Required action → The lines to copy from the listing below are those that contain the string "content".
(Data for review)
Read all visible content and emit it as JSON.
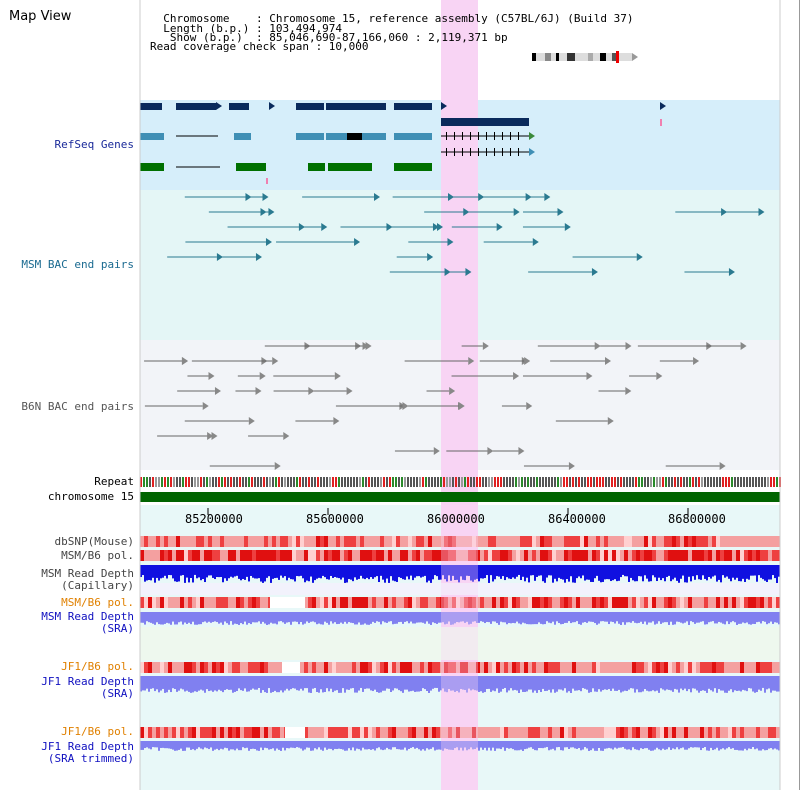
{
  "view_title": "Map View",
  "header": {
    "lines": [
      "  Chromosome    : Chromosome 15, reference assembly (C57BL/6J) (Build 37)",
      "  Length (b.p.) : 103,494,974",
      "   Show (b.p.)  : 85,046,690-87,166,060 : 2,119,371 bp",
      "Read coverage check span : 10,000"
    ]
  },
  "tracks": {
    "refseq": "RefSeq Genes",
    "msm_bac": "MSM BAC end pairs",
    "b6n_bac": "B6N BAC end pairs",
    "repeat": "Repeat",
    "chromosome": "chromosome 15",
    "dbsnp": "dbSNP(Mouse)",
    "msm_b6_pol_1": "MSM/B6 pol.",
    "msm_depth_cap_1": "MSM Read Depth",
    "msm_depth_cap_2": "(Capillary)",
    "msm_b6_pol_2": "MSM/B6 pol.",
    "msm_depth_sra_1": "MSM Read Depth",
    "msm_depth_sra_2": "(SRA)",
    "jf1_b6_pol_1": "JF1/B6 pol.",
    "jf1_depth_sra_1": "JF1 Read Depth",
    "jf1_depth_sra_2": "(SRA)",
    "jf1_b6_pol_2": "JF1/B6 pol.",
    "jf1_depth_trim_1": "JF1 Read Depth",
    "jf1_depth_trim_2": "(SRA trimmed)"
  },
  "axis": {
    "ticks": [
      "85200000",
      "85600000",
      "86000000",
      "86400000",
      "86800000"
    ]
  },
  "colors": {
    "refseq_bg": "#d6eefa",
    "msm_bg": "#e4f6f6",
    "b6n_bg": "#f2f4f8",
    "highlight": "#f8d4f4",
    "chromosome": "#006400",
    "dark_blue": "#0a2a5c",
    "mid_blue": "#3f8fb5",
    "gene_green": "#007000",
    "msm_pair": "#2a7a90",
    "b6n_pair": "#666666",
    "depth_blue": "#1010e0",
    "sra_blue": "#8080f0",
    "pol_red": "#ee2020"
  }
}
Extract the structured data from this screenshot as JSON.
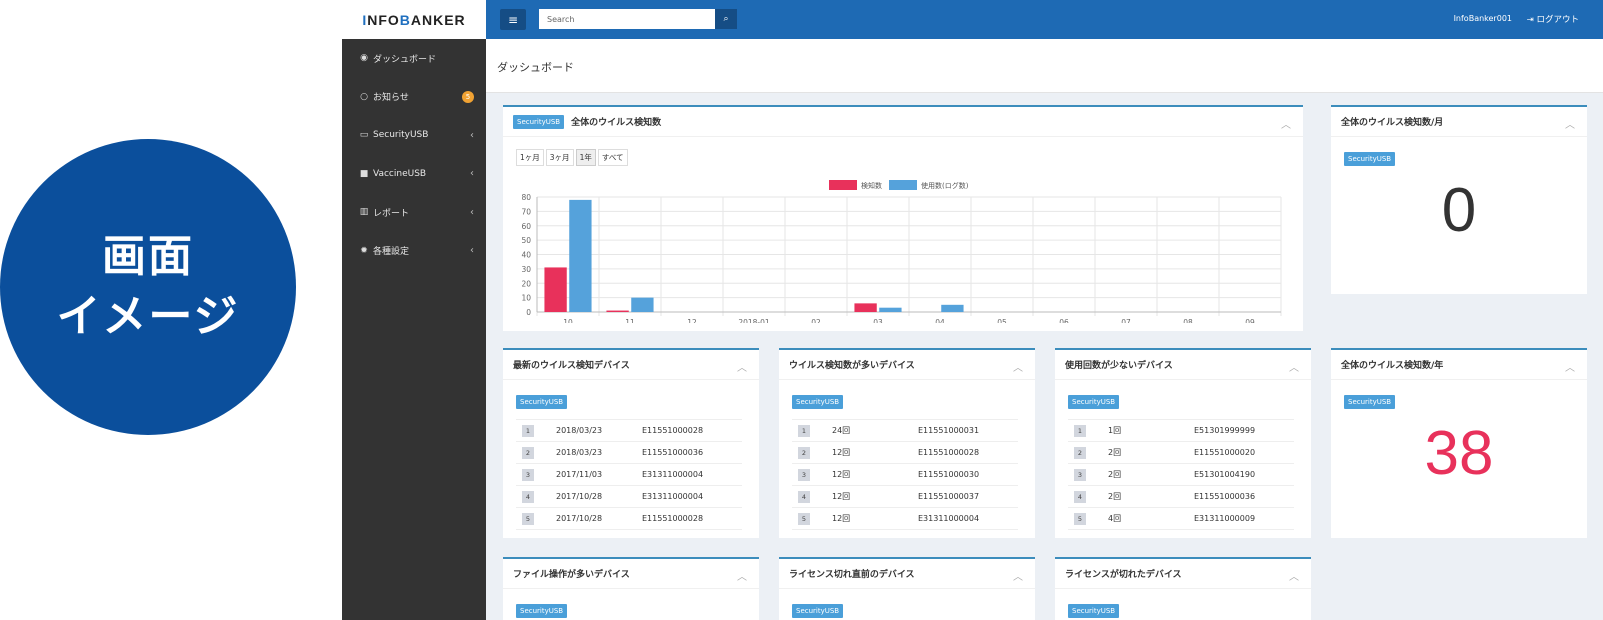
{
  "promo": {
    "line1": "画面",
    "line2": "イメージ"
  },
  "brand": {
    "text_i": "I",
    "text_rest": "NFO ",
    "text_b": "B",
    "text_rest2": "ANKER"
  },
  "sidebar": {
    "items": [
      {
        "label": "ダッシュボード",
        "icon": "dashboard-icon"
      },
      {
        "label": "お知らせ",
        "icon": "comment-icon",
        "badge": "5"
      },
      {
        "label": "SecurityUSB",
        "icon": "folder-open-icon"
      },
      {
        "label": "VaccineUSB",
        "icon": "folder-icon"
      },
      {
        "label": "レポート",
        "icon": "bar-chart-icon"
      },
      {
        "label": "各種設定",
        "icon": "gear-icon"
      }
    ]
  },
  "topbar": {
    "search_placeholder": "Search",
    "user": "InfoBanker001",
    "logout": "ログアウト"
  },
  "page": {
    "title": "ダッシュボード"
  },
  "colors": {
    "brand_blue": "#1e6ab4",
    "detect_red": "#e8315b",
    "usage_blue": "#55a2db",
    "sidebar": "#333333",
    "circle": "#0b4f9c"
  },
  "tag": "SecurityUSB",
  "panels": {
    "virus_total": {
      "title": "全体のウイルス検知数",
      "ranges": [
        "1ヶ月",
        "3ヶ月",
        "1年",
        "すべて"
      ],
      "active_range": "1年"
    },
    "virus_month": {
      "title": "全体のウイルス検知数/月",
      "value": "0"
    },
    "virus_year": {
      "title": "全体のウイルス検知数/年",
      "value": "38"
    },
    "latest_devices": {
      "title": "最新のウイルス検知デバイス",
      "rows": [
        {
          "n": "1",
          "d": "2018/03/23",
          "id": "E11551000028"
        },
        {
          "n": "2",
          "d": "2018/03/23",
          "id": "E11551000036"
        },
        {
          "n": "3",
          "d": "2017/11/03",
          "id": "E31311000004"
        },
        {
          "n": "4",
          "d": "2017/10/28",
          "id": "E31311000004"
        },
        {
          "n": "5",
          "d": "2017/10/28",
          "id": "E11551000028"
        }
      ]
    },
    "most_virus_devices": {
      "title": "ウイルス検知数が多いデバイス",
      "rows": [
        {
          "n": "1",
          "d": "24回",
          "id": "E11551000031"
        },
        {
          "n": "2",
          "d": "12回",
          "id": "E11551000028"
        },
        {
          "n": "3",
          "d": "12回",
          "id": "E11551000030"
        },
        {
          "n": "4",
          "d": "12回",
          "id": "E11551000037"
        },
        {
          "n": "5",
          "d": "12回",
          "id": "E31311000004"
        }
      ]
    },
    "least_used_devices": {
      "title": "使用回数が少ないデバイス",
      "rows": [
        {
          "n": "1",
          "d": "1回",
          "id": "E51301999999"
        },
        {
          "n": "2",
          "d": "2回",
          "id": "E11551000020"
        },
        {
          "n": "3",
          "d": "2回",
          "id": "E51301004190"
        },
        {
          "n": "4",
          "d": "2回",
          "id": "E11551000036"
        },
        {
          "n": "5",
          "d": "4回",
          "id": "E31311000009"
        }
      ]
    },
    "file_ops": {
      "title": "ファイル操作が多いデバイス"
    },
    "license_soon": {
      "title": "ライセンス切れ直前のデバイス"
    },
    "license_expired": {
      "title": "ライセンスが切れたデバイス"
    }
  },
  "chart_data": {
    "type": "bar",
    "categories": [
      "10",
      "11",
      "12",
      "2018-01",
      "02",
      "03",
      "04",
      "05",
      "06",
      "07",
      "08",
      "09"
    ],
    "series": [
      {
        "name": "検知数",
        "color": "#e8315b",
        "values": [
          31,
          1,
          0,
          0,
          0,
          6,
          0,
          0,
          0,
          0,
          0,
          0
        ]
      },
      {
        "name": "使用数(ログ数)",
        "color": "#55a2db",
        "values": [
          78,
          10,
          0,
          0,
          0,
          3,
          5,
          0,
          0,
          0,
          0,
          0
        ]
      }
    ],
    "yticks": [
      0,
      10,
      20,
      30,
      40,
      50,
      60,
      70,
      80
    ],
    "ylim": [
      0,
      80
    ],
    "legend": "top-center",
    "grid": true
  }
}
(End Data for review)
(Data for review)
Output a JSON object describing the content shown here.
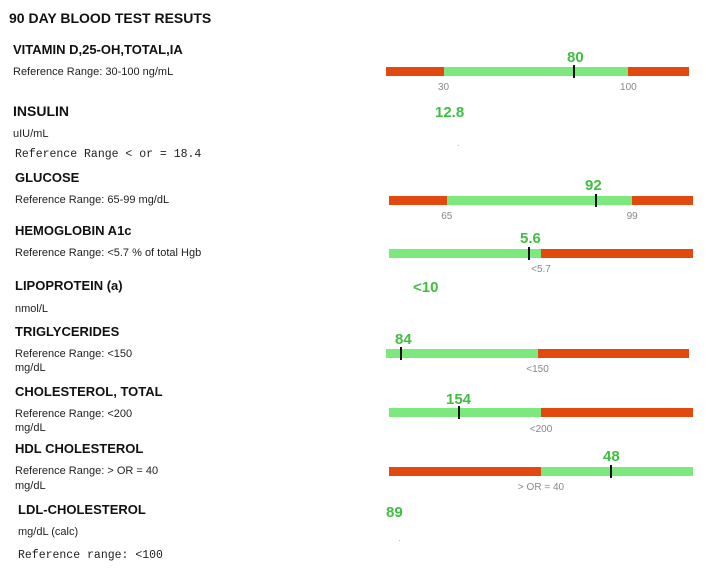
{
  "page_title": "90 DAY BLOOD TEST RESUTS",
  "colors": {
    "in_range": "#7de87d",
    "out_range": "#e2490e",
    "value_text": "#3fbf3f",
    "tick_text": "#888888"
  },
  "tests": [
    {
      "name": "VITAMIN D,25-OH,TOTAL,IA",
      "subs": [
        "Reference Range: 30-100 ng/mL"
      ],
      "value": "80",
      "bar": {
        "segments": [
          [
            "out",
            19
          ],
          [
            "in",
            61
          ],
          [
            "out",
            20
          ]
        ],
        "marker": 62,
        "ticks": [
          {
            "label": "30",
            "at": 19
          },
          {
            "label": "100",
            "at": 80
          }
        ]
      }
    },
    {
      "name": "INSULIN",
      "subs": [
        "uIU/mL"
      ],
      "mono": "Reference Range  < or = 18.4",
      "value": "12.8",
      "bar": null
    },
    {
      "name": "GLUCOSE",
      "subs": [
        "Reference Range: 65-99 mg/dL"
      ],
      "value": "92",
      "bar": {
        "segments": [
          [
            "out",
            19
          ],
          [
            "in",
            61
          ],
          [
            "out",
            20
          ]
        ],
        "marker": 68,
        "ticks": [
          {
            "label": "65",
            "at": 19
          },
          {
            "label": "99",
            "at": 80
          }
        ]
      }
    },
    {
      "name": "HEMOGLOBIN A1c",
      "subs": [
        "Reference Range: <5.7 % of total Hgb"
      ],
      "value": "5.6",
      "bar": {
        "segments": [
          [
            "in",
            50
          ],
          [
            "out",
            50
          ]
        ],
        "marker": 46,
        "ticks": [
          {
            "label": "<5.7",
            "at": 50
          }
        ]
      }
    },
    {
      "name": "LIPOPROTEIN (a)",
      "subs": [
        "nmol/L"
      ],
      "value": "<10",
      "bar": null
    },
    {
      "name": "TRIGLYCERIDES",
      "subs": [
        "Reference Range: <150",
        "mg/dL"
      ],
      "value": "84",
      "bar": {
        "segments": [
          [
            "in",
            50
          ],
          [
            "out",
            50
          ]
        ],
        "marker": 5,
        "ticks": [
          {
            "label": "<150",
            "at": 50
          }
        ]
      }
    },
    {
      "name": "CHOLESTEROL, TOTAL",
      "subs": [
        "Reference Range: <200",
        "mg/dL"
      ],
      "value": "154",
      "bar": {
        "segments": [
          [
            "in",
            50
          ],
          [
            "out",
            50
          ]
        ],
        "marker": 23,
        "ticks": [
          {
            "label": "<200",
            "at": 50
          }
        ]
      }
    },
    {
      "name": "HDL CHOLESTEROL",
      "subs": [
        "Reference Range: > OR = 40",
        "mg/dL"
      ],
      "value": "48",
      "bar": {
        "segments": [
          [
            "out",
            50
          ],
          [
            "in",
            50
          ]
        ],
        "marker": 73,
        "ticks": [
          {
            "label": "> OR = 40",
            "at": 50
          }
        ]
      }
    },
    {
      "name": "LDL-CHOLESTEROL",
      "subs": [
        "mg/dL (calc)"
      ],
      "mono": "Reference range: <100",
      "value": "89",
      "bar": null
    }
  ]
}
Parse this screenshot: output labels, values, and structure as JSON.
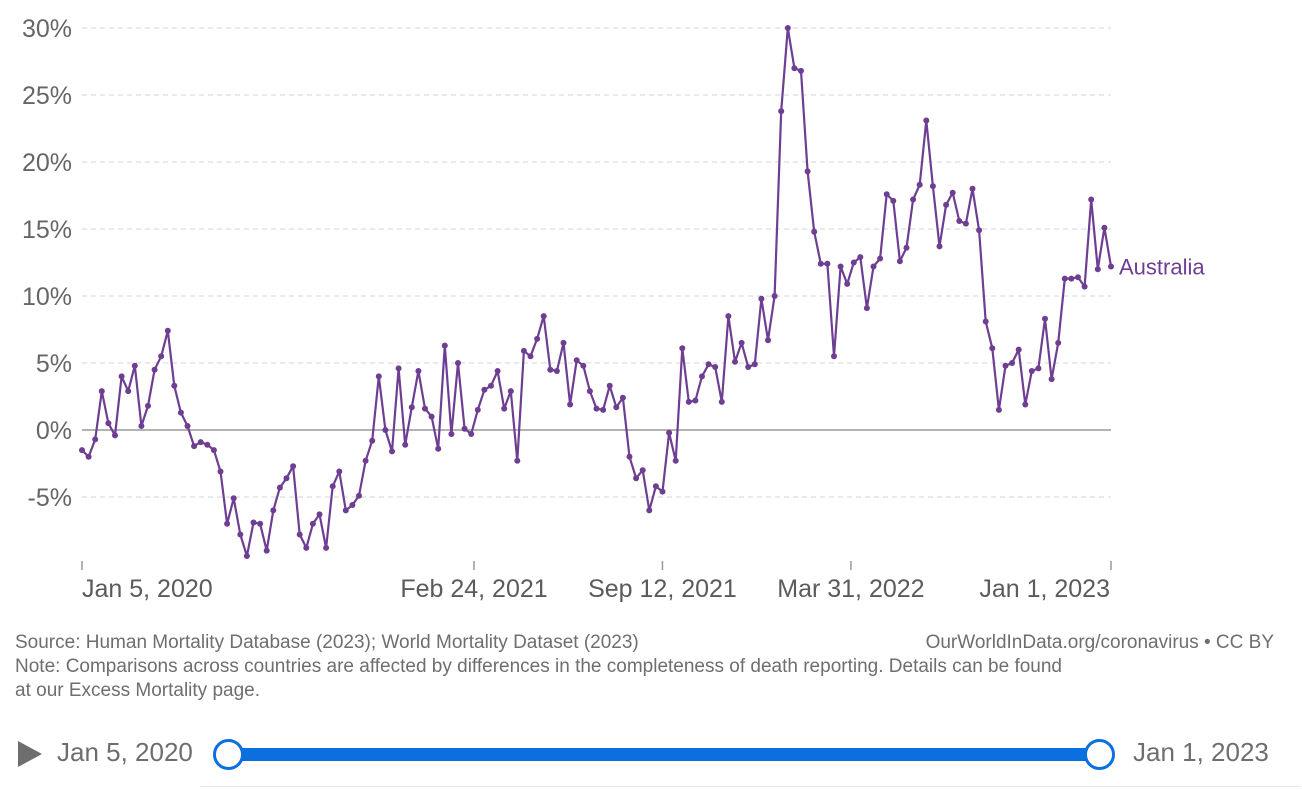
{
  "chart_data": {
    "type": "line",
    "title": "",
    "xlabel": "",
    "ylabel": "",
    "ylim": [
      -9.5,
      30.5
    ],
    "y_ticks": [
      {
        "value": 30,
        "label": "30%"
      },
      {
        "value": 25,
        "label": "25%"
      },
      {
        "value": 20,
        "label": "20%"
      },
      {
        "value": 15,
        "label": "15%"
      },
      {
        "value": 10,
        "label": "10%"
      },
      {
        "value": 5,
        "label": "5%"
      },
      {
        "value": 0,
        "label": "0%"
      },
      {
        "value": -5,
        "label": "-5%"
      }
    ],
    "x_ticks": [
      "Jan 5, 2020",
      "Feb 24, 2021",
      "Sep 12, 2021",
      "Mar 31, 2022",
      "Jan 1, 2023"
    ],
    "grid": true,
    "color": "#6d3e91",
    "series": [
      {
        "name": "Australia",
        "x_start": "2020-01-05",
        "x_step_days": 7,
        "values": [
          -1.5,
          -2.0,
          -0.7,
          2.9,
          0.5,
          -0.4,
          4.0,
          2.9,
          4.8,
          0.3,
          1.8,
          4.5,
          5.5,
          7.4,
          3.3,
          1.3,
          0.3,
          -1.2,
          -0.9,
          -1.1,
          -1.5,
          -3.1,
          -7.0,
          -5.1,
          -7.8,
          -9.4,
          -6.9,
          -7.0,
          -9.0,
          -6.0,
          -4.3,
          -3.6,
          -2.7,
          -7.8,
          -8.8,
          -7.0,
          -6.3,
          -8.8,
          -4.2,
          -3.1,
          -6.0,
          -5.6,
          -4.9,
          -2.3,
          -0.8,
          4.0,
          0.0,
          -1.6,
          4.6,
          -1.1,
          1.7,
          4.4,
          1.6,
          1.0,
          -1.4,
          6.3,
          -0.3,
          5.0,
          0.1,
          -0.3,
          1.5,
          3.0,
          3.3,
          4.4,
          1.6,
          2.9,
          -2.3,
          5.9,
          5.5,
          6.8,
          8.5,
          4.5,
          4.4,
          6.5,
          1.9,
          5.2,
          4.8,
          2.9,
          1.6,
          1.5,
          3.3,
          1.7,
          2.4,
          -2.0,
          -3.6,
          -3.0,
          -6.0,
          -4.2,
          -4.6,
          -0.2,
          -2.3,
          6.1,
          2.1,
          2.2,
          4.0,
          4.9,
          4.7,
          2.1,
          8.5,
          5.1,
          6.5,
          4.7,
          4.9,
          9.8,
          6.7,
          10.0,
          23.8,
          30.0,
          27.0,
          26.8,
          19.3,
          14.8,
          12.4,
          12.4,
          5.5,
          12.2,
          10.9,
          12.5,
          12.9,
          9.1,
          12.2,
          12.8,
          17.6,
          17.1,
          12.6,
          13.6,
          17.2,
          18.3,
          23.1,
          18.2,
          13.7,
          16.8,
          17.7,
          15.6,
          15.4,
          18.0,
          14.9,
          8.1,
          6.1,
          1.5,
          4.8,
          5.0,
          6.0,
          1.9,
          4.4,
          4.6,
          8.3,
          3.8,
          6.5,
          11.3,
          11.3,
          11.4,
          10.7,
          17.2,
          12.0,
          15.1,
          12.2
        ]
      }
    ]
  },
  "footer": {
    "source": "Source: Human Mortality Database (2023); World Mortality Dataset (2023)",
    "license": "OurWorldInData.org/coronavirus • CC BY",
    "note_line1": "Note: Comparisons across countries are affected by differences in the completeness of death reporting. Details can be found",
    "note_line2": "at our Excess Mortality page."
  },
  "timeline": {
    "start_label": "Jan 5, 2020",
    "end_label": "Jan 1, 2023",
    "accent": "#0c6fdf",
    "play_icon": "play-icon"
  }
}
(End Data for review)
Written reply →
Read all visible content and emit it as JSON.
Output a JSON object describing the content shown here.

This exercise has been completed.